#### [WHAT IS BEING ASKED]
Count the lines below that contain "Dokumenty". Give only the number.
========
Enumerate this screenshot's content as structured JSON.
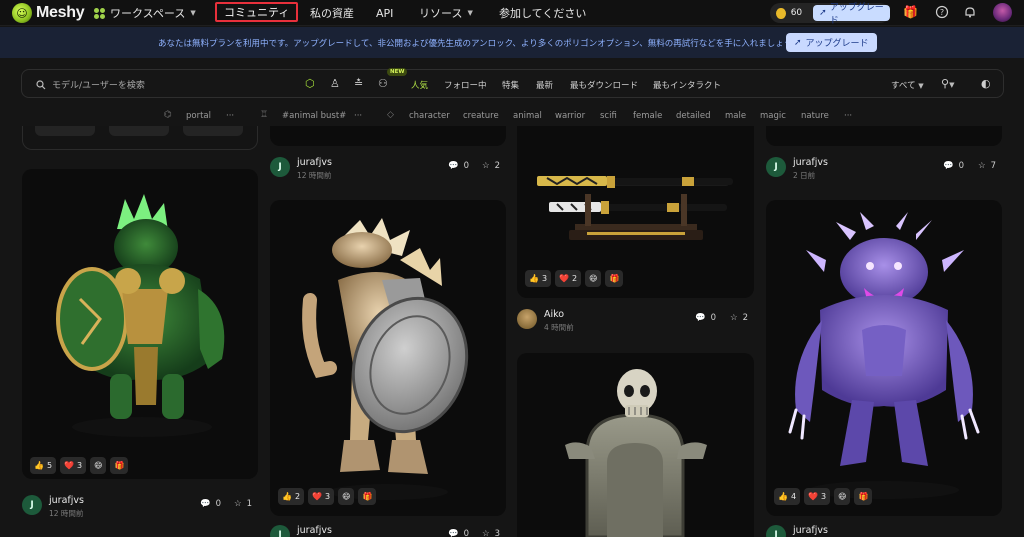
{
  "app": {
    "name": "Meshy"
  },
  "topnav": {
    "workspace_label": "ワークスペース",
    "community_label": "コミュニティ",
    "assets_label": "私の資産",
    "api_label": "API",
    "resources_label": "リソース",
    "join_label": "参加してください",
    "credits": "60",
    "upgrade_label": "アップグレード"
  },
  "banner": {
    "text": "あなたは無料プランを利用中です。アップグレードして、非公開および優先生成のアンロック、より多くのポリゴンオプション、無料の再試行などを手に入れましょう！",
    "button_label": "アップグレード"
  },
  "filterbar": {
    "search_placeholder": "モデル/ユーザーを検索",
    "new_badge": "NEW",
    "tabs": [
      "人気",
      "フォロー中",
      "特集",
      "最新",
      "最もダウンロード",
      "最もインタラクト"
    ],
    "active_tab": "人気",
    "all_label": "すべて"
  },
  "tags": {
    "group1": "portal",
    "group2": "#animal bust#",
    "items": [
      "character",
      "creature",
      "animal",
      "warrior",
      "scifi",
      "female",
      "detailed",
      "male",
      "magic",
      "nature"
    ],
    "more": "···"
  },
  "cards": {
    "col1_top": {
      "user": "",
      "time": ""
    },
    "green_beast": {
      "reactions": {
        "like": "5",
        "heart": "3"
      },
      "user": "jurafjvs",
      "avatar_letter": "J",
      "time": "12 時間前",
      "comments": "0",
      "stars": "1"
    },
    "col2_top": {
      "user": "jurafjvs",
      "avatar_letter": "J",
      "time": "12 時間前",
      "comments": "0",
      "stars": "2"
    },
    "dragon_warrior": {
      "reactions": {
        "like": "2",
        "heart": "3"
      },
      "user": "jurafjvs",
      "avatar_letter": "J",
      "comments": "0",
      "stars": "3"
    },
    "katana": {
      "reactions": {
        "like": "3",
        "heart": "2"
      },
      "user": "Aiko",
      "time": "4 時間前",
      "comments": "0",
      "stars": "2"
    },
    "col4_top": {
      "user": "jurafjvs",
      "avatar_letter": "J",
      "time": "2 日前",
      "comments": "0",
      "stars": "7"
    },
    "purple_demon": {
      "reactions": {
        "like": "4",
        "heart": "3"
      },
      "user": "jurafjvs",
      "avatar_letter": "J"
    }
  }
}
========
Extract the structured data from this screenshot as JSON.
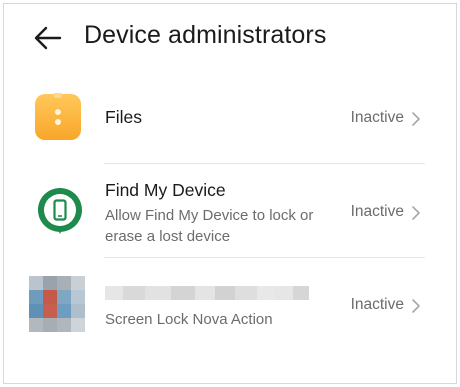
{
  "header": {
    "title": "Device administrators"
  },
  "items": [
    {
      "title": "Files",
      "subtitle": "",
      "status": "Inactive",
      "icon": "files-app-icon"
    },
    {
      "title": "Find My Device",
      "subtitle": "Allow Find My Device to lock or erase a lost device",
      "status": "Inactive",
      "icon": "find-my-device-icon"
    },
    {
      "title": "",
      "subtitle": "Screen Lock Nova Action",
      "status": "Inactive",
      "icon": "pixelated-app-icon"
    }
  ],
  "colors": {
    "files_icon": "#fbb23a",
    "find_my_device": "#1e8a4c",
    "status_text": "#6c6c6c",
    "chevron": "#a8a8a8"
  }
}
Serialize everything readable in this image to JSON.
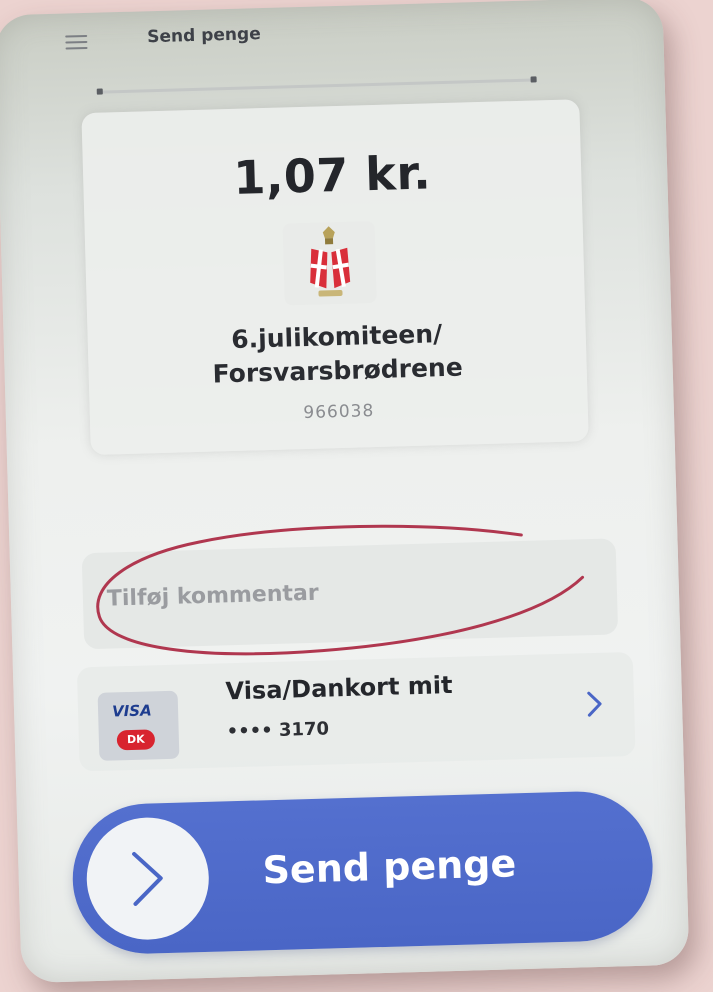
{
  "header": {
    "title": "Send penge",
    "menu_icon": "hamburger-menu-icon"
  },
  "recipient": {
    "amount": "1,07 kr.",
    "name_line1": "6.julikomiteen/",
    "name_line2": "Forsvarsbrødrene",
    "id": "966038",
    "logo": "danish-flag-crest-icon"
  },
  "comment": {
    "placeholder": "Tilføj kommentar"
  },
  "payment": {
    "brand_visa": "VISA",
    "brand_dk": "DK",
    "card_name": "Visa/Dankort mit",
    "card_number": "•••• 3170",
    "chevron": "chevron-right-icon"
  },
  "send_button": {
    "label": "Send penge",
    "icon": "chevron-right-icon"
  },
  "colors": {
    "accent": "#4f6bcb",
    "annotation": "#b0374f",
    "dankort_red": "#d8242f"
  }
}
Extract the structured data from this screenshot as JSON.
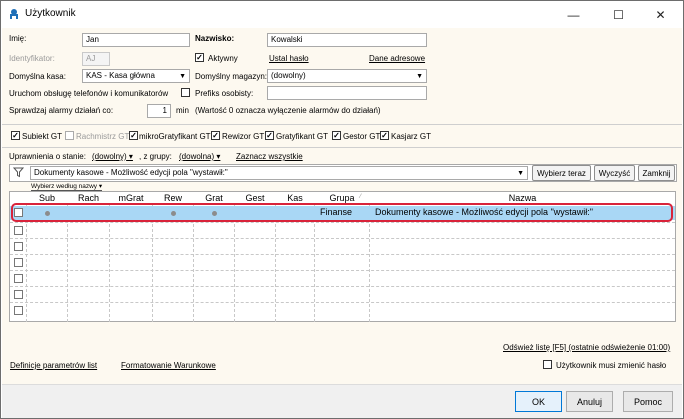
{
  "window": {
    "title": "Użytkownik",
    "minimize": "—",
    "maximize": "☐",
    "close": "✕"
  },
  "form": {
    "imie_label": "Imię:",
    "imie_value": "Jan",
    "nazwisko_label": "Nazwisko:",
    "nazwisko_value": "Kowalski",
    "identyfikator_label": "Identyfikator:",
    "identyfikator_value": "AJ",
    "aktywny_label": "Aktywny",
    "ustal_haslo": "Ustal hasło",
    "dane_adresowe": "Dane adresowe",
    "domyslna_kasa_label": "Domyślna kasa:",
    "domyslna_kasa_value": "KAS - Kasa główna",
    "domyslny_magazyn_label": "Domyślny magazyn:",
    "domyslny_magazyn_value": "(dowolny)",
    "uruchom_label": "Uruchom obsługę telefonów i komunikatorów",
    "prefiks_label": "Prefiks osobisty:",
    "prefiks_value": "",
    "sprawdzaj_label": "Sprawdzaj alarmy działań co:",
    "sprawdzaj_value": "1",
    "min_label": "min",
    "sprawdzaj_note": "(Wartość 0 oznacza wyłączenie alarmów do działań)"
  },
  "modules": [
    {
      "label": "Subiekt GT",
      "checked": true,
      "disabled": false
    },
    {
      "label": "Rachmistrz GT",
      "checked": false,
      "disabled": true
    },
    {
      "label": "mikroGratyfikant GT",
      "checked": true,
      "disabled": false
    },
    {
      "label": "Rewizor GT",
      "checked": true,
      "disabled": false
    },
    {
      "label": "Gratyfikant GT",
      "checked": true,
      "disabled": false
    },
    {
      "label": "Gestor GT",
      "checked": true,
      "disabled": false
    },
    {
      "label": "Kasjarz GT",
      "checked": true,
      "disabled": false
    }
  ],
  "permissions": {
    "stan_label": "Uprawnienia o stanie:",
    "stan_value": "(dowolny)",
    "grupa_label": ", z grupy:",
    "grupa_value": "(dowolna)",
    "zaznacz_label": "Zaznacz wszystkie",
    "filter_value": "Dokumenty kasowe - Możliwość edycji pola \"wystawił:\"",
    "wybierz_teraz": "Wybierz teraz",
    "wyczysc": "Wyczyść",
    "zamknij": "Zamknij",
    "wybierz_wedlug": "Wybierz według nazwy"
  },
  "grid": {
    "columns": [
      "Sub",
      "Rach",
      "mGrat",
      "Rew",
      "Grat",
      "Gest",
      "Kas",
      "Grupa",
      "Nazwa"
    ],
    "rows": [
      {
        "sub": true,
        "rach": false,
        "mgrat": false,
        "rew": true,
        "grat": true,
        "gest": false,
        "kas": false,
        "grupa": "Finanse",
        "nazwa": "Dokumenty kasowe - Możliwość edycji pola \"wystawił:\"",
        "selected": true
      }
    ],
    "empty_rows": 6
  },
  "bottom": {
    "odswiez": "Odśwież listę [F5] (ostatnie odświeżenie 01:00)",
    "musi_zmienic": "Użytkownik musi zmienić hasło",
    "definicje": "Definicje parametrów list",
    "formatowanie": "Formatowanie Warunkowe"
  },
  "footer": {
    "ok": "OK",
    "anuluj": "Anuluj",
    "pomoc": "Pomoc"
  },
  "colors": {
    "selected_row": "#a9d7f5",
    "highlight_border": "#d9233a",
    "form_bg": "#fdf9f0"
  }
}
========
#### [RESULT OF THIS EXERCISE]
2